必要な作業 1 –
本文をもとに、次の問いに答えてください。解答にも(a)~(c)の記号を付けてください。
(a) 23年上半期に合意された慣行栽培のトマトの基本契約単価は、1トン当たりいくらか。
(b) USDAの報告書では、23年のトマトの生産契約数量は何トンと予測されているか。
(c) 23年1~10月のトマト加工品の累計輸入量は、前年同期比でどう変化したか。
必要な作業 2 – 本文の「高まる需要から」で始まる段落を、主な事実を残したまま箇条書きにまとめ直してください。
必要な作業 3 – 本文のうち、「高まる需要から、トマトペース」を含む語句で始まり「3%の増加が予測されている。」で終わる部分を、一字一句変えずに書き写してください。

分析用テキスト –
(2)潤沢なかんがい用水と価格高により加工用トマトの生産が増加
2023年はカリフォルニア州のセントラル・バレー地域の各地で、冬の嵐による洪水が発生し、春になっても圃場は湿潤状態が続いた。このため、春の移植と秋の収穫に遅れが生じたが、かんがい用水が潤沢となったことやトマト製品に対する需要の高まりにより、加工用トマトの生産者は、高単収と高値による恩恵を受けた。
23年上半期にカリフォルニアトマト生産者協会と加工業者は、慣行栽培のトマトの基本契約単価を、ここ数十年の最高値となる1トン当たり2万3000円とすることで合意した。
高まる需要から、トマトペーストの在庫は前年度よりもさらに減少したため、トマトペースト価格は上昇基調にあった。主要トマト加工業者によれば、バルク(55ガロン(208リットル)ドラム缶入り)の23年秋のトマトペーストの価格は、トマト可溶性固形分の含有割合の増加により、1キログラム当たり278~398円と、23年春の価格(同263~380円)に比べて5~6%高くなっている。この価格水準は、20年の加工用トマトの生産者価格である同131円よりはるかに高いが、1980年代の生産者価格(同589円:インフレ調整後)に比べると高くはない。
23年8月に公表されたUSDAの報告書によると、23年のトマトの生産契約数量は1423万トンと、前年の1157万トンから23%の増加が予測されている。
輸出入統計によれば、23年1~10月のトマト加工品の累計輸入量は、前年同期比で約16%減少している(図4)。これは、23年の輸入量(生鮮重量換算)の70%以上を占めるトマトソースの輸入量が、前年同期比18%減となっているためである。一方、トマト加工品の輸出入額は、加工用トマトの単価が前年より30%以上高くなっているため、前年よりも増加する可能性がある。

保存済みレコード
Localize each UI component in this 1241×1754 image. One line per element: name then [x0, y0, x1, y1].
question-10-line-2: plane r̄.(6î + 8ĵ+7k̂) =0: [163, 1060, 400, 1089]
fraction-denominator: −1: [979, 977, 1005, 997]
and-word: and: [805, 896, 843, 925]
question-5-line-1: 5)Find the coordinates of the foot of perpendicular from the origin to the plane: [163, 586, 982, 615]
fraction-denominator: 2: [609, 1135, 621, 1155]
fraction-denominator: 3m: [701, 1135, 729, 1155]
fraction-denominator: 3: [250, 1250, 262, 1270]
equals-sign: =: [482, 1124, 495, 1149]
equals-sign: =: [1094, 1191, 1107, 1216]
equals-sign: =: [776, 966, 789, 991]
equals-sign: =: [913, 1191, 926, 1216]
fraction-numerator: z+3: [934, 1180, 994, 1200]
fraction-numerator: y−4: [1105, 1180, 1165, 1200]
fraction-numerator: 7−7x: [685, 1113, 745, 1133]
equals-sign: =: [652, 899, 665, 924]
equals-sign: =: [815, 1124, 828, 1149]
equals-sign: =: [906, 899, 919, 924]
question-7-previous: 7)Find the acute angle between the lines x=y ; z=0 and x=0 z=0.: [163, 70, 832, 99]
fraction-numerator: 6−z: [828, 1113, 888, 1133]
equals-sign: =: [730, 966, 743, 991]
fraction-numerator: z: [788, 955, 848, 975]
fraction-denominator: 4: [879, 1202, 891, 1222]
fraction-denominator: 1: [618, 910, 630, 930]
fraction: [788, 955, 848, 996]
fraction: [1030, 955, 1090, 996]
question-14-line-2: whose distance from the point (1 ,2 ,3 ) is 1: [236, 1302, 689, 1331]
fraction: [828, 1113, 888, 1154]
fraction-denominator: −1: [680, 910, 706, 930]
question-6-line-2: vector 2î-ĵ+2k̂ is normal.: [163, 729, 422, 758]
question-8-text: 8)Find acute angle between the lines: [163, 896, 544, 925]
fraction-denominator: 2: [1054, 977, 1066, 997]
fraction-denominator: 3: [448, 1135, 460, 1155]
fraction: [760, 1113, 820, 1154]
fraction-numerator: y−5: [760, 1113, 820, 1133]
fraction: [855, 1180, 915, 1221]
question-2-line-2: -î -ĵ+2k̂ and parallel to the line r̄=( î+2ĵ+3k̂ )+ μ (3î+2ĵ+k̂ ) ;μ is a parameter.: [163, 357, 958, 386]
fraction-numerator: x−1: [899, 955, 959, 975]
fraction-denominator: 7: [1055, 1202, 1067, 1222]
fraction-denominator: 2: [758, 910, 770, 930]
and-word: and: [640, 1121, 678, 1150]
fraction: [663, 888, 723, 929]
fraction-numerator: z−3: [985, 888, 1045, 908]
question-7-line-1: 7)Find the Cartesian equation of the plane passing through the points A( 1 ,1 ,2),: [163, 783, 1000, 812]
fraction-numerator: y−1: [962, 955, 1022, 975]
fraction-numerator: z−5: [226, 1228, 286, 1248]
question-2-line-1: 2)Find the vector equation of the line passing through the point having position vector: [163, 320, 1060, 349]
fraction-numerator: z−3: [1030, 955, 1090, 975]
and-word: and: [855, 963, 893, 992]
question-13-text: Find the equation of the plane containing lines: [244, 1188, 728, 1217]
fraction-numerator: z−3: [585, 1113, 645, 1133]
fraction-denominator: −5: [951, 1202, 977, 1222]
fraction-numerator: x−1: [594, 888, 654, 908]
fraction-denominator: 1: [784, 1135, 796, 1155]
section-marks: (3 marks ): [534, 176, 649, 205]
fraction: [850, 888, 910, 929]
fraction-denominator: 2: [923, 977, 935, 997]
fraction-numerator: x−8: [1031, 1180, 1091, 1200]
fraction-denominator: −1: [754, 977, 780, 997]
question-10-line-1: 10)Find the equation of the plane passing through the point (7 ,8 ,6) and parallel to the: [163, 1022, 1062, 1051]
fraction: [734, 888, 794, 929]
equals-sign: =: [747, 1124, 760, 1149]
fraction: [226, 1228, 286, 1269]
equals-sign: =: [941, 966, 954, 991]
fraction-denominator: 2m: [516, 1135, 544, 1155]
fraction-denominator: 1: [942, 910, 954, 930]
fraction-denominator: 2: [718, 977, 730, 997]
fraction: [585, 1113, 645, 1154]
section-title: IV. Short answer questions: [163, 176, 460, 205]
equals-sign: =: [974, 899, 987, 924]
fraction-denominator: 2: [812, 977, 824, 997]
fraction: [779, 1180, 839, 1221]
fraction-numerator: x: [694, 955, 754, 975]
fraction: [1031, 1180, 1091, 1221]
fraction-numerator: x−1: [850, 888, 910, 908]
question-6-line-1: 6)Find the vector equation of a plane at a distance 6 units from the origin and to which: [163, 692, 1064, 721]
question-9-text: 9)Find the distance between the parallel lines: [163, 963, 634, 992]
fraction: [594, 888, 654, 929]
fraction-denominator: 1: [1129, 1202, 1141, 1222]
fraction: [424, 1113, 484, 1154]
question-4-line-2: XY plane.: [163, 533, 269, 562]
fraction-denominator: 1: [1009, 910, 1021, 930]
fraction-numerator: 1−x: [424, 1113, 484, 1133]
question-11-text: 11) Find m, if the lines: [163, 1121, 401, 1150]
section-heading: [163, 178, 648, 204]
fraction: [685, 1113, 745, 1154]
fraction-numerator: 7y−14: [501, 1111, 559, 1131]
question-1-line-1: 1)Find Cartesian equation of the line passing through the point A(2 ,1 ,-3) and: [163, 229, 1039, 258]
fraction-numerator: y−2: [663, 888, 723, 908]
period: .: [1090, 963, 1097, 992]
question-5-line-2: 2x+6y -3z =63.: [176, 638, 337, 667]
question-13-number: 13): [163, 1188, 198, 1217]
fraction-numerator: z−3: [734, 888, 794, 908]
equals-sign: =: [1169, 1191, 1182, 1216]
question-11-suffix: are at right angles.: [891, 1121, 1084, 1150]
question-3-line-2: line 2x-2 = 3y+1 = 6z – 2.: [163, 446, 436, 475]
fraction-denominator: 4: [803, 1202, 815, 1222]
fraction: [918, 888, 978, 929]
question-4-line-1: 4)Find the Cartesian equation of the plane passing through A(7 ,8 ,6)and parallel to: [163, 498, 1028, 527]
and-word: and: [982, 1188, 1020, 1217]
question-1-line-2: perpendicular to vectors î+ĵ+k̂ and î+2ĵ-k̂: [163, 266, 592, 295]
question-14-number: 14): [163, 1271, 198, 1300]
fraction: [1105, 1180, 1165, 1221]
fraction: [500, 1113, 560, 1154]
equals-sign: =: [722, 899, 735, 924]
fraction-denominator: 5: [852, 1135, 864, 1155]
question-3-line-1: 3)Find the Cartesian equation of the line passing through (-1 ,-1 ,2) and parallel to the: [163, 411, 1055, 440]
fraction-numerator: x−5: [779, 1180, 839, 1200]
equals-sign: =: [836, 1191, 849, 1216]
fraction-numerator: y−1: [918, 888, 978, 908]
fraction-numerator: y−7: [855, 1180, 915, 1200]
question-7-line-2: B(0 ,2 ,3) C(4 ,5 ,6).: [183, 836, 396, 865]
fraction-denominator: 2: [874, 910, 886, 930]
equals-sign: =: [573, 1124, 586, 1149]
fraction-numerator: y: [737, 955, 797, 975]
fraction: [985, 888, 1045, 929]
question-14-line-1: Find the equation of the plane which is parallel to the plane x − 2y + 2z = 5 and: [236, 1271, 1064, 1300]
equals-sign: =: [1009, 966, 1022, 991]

解答例 1 –
(a) 2万3000円
(b) 1423万トン
(c) 約16%減少した。

解答例 2 –
・需要の高まりにより、トマトペーストの在庫は前年度よりさらに減少し、価格は上昇基調にあった。
・主要トマト加工業者によると、バルク(55ガロン(208リットル)ドラム缶入り)の23年秋のトマトペースト価格は1キログラム当たり278~398円だった。
・この価格は23年春の価格(同263~380円)より5~6%高く、その要因はトマト可溶性固形分の含有割合の増加である。
・この水準は20年の加工用トマトの生産者価格(同131円)よりはるかに高い。
・ただし、1980年代の生産者価格(同589円、インフレ調整後)と比べると高くはない。

解答例 3 –
高まる需要から、トマトペーストの在庫は前年度よりもさらに減少したため、トマトペースト価格は上昇基調にあった。主要トマト加工業者によれば、バルク(55ガロン(208リットル)ドラム缶入り)の23年秋のトマトペーストの価格は、トマト可溶性固形分の含有割合の増加により、1キログラム当たり278~398円と、23年春の価格(同263~380円)に比べて5~6%高くなっている。この価格水準は、20年の加工用トマトの生産者価格である同131円よりはるかに高いが、1980年代の生産者価格(同589円:インフレ調整後)に比べると高くはない。
23年8月に公表されたUSDAの報告書によると、23年のトマトの生産契約数量は1423万トンと、前年の1157万トンから23%の増加が予測されている。